* **Your tasks**
a – Echo the guest post on education word for word, everything from "Guest Post by" down to "change is necessary.".
b – Decide whether each statement agrees with the guest post on education. Answer yes or no, and quote the words from the post that settle it: (i) Testing focuses resources on inspection rather than on the quality of the system. (ii) The author knows educators who set out in the morning to ruin education. (iii) In the author's example of a threat, students are kept out of a basketball game.
c – Pick up the guest post on education after its last sentence and keep writing.

Are Best Efforts Ruining Education?

Guest Post by Taylor Lux, Educational Leadership Graduate Student, Drake University

Education is being ruined by best efforts. Attempts to improve the education system through the use of high-stakes testing as well as through well-intentioned, isolated acts by individuals actually have negative effects on education as a whole. No educator that I know sets out in the morning to ruin education, however, our collective best efforts are the downfall of the system; systematic change is necessary.

What is designed to be encouraging and to measure quality in our schools – testing – is actually discouraging quality by focusing the investment of resources on inspection rather than the quality of the system itself (Langford, 2008). In our efforts to produce highly productive citizens, properly prepared, tested, and sorted to be college-ready, we also manage to educate the joy out of students, leaving them associating learning with the stress of high-stakes testing. Langford (2008) frequently refers to his daughter’s, and many students, joy, and love for learning in their preschool and early school years. This joy diminishes as students age through our school systems. Ambiguous goals and quotas regarding increases in test scores, improved attendance, or decreased dropouts are not achievable because they place emphasis on a side-effect of a broken system; a system, while not intending to do so, is robbing joy from learning. In my experience, test scores and grades are even weaponized, as a way to threaten students into compliance (ex. turn in five missed assignments or you cannot participate in the volleyball game this week). There is little room for joy, curiosity, intrigue, or inspiration in a system that prioritizes compliance over learning.

* **Excerpted data**

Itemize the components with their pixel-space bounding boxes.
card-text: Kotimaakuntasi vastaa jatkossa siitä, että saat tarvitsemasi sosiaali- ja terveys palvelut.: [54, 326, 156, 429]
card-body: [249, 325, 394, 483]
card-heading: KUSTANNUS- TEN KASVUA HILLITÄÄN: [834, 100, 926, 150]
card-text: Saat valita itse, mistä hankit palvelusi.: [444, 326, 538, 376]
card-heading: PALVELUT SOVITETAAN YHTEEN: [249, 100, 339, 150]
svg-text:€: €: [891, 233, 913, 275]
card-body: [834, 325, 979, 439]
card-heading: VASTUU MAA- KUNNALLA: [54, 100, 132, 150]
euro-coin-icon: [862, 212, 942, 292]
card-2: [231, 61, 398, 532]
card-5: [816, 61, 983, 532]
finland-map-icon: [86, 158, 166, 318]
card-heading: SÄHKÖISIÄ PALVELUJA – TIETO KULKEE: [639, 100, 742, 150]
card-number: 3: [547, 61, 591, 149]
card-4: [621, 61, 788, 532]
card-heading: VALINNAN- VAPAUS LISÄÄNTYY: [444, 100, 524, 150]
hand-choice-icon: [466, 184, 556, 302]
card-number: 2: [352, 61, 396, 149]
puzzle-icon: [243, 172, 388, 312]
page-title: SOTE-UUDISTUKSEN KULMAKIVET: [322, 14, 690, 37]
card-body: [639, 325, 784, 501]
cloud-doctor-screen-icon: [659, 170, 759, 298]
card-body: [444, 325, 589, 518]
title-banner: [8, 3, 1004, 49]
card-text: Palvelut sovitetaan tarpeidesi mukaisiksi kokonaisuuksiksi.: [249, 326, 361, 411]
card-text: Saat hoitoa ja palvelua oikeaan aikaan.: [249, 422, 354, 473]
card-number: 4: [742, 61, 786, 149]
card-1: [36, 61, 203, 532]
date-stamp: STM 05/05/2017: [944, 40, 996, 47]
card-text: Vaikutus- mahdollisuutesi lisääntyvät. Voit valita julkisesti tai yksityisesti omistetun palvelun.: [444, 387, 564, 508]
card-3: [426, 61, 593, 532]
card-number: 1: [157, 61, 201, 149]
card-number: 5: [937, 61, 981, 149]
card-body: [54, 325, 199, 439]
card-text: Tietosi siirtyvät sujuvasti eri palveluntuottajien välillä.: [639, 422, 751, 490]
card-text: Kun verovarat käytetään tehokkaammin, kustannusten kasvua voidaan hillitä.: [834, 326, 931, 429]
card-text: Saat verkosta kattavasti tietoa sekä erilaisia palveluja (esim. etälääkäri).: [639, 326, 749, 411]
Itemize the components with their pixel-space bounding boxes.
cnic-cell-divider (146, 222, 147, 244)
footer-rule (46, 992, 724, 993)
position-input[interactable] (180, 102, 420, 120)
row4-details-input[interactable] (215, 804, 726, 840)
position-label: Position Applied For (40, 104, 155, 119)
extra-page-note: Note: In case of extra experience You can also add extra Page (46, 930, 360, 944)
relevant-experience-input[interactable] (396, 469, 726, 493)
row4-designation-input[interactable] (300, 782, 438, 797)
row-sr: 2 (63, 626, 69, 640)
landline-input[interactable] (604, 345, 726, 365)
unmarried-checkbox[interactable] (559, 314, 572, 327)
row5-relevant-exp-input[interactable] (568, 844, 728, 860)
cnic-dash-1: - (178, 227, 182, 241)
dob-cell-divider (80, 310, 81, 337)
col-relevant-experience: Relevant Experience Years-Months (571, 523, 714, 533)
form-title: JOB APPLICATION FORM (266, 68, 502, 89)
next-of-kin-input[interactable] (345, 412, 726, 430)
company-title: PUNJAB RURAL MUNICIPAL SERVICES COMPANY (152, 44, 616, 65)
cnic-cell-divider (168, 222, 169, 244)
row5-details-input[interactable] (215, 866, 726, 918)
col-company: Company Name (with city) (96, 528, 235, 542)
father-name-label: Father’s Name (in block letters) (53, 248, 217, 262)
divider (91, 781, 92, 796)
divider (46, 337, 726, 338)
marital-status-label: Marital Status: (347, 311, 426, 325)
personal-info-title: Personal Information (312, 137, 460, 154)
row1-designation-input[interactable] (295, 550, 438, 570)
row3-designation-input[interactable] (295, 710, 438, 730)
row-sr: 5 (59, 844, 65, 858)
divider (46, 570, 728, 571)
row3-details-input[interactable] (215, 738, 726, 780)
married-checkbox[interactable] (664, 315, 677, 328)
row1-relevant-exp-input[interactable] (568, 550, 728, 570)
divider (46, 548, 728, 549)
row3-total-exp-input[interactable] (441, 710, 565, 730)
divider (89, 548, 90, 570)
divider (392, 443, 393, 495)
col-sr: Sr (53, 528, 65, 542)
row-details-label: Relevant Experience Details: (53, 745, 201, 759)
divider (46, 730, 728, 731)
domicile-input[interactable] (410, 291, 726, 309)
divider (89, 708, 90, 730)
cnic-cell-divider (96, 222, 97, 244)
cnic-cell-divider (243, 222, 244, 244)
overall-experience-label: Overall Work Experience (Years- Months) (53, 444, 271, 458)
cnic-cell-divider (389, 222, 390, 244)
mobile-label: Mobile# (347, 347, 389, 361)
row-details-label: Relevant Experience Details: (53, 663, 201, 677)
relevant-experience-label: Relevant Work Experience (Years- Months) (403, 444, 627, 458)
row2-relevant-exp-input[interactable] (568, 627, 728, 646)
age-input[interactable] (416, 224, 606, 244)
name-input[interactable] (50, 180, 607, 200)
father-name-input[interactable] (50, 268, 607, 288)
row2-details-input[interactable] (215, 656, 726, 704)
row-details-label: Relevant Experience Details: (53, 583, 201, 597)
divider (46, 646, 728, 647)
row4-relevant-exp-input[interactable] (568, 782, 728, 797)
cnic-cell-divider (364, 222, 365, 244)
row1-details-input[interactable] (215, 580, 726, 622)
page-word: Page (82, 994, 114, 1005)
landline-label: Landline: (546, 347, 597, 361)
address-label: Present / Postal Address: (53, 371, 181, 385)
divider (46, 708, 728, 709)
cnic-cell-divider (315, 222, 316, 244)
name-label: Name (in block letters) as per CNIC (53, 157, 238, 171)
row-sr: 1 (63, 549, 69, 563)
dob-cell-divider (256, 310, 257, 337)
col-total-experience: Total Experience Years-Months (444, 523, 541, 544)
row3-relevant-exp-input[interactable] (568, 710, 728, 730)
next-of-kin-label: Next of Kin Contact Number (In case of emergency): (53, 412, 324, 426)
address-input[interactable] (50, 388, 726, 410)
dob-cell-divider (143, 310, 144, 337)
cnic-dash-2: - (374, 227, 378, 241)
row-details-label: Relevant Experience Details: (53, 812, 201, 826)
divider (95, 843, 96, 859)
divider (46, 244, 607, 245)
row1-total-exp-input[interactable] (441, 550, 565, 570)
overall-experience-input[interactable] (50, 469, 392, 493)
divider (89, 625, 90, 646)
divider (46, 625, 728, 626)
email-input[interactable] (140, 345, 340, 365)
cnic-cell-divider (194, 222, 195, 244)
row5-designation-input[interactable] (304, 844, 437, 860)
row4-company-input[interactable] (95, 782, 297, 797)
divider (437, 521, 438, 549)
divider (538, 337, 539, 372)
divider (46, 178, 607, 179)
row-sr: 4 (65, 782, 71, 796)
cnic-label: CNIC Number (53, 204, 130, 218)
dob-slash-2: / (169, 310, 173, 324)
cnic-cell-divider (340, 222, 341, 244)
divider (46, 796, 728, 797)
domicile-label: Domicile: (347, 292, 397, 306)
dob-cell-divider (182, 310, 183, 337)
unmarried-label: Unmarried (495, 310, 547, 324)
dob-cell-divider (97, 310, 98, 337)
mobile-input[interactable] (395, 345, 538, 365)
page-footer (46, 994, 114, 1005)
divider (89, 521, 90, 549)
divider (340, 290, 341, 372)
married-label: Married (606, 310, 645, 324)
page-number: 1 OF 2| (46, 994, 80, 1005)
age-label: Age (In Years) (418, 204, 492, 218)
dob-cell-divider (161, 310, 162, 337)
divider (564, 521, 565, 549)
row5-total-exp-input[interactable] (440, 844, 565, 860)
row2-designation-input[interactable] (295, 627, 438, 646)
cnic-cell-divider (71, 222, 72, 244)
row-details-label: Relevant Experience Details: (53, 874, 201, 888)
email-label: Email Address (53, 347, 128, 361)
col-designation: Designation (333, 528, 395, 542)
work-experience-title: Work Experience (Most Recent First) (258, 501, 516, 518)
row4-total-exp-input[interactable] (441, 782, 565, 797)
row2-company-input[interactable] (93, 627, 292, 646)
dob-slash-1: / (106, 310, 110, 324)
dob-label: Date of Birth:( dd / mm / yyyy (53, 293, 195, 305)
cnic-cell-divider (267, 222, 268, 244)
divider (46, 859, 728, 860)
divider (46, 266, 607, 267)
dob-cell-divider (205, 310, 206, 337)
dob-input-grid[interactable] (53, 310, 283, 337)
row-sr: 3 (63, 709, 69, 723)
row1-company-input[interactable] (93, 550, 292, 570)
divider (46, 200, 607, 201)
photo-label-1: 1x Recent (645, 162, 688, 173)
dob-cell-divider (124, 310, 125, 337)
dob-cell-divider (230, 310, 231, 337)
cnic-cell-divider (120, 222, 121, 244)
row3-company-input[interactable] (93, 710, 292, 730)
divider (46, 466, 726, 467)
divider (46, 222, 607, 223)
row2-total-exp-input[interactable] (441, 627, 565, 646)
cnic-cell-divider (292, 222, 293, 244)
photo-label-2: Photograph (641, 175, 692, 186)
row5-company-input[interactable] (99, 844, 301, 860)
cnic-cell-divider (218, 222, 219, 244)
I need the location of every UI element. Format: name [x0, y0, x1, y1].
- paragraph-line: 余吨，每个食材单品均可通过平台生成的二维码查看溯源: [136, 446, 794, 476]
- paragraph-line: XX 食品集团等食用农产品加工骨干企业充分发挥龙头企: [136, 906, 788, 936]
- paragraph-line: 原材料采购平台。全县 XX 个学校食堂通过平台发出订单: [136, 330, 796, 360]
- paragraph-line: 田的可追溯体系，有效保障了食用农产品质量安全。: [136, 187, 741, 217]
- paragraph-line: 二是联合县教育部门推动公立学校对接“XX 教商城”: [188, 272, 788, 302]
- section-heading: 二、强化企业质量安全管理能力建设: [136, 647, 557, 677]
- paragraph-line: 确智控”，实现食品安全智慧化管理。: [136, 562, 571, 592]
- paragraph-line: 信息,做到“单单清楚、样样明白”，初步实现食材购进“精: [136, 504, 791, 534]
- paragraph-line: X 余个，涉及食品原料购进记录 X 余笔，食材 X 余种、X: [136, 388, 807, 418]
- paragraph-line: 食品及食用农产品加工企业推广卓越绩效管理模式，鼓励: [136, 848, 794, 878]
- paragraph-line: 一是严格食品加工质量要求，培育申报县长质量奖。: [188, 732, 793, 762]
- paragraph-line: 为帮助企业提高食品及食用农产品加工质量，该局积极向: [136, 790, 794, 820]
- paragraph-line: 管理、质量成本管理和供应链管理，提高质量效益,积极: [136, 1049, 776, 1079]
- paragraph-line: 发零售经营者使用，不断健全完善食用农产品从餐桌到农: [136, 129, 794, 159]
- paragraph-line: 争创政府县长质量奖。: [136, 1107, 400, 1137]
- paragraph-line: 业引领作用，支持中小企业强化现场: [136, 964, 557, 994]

* **Per-task answers**
a –
Guest Post by Taylor Lux, Educational Leadership Graduate Student, Drake University

Education is being ruined by best efforts. Attempts to improve the education system through the use of high-stakes testing as well as through well-intentioned, isolated acts by individuals actually have negative effects on education as a whole. No educator that I know sets out in the morning to ruin education, however, our collective best efforts are the downfall of the system; systematic change is necessary.

b –
(i) Yes: "focusing the investment of resources on inspection rather than the quality of the system itself"
(ii) No: "No educator that I know sets out in the morning to ruin education"
(iii) No: "you cannot participate in the volleyball game this week"

c –
Even educators doing the work for all of the right reasons (to incite curiosity and joy in students, for example) contribute to the ruin of the system. Some of these wonderful educators whom I have met have explained to me that good teaching just feels right, that if students are having fun the learning will come, that you can ‘just tell’ when a student ‘gets it’, and that numbers and data collection do not matter. While I argued above that high-stakes testing is contributing to the ruin of education, so is the avoidance of data and measurement as a tool for improvement. Within the system there must be measures of success in order to keep track of progress and to remain focused on continual improvement, however, those measures need not be standardized and in the form of an inspection. Langford (2008) said, “The need for mass inspection through testing becomes minimized because the improvements in the overall system are guaranteeing quality in the first place.” Education will not be fixed by testing, nor will it be fixed on feelings of ‘giving it your all’.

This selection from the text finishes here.